[Collected data entries]
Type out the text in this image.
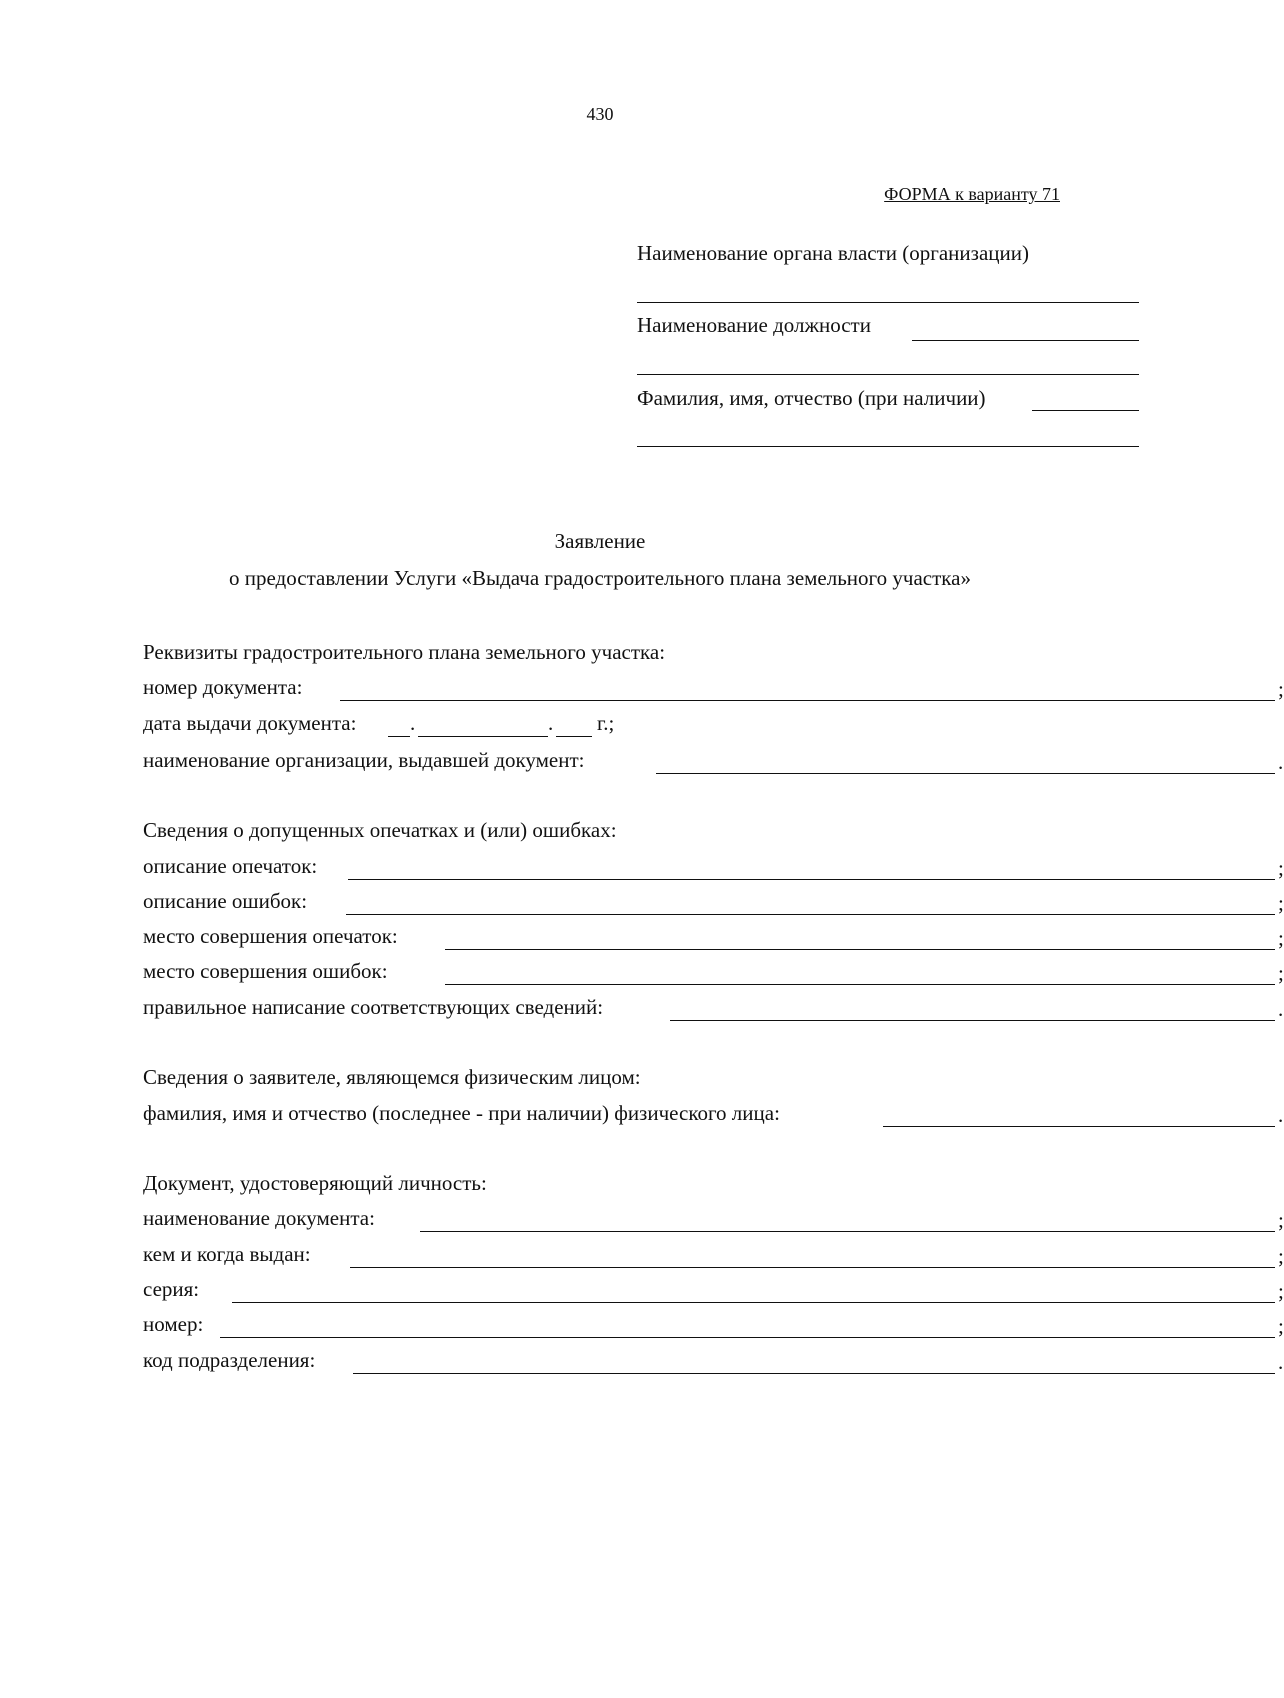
430
ФОРМА к варианту 71
Наименование органа власти (организации)
Наименование должности
Фамилия, имя, отчество (при наличии)
Заявление
о предоставлении Услуги «Выдача градостроительного плана земельного участка»
Реквизиты градостроительного плана земельного участка:
номер документа:	;
дата выдачи документа:	.	. г.;
наименование организации, выдавшей документ:	.
Сведения о допущенных опечатках и (или) ошибках:
описание опечаток:	;
описание ошибок:	;
место совершения опечаток:	;
место совершения ошибок:	;
правильное написание соответствующих сведений:	.
Сведения о заявителе, являющемся физическим лицом:
фамилия, имя и отчество (последнее - при наличии) физического лица:	.
Документ, удостоверяющий личность:
наименование документа:	;
кем и когда выдан:	;
серия:	;
номер:	;
код подразделения:	.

Written exercise ▸
Copy every line of the entries above in which "организации" occurs.

Solved problem ▸
Наименование органа власти (организации)
наименование организации, выдавшей документ:	.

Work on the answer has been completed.